*TASK TO CARRY OUT*:
In the article on sexual assault below, which characteristics does evolutionary psychology say healthy women tend to look for in a mate?

*EXERCISE PASSAGE*:
Research has long documented that women who have been raped or experienced attempted sexual assault often develop anxiety and post-traumatic stress disorder. Now, a new study suggests that sexual assault can have pernicious effects in other domains of a woman's life, including her intimate relationships, how she views her sexual and social reputation, and the quality of her family and social relationships.
The study, which appeared in the October Archives of Sexual Behavior, was intended to expand the scope of what we know about how rape affects women's lives — how it affects their functioning and decision-making as well as their psychological status, says the study's lead author, Carin Perilloux, PhD, visiting assistant professor at Union College. Her team also wanted to examine the issue through the lens of evolutionary psychology, which holds that healthy women tend to choose mates based on characteristics that bode well for long-term commitment, such as honesty, industriousness, and the ability and willingness to invest in them and their children. Among women who have been raped, however, that strategy could be undermined, says Perilloux.
In the study, the researchers asked 49 women who had been raped and 91 women who faced attempted sexual assault to rate how the event affected them in 13 domains of functioning, including sexual and social reputation, perception of attractiveness to potential mates, social and family lives, long-term relationships, and desire for and enjoyment of sex. The women also shared qualitative observations in each domain.
Both groups reported negative effects in all of the areas, but the women who had been raped reported significantly more difficulty in 11 of them, the team found. In the qualitative responses, the victims of attempted sexual assault saw the event as a warning, while rape victims viewed it as a life-altering event. In addition, rape victims were more likely to indicate that they felt the experience might affect their future choices in ways that squared with an evolutionary perspective of mate selection. For example, it was common for rape victims to report motivation to either abstain from or have indiscriminate sex because they felt their ability to attract a good mate was greatly diminished.
In addition to laying the groundwork for an evolutionary psychology perspective on rape, the findings suggest potential directions for treatment, Perilloux says. For one, women who have experienced attempted sexual assault may need intervention, just as rape victims do, she notes.
For another, the data suggest tailored treatments for each group.
"While all of the women faced the same negative outcomes, the data also suggest they experienced these events differently," Perilloux says. "So each group might benefit from treatments that focus on areas that are especially problematic for them."

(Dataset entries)
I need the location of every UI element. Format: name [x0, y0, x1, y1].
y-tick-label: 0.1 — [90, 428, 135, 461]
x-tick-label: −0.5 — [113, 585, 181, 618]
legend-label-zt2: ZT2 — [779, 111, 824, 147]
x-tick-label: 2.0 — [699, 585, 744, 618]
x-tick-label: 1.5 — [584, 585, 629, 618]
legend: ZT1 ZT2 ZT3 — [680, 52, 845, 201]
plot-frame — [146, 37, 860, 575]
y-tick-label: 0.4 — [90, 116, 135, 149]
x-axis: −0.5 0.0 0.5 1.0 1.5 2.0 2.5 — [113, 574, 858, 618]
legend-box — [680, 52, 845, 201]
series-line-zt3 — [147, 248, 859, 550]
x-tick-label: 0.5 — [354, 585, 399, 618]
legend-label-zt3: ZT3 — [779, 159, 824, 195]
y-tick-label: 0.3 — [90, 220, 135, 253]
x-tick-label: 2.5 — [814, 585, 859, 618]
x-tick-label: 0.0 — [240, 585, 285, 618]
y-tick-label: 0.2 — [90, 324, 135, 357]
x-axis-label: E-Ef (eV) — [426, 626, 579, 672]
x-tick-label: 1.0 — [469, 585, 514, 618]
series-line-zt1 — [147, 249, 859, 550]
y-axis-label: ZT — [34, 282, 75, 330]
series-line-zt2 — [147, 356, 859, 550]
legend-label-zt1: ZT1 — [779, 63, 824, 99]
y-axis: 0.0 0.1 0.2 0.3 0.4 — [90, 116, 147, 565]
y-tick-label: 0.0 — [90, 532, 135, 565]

*TASK RESULT*:
- Honesty
- Industriousness
- The ability and willingness to invest in them and their children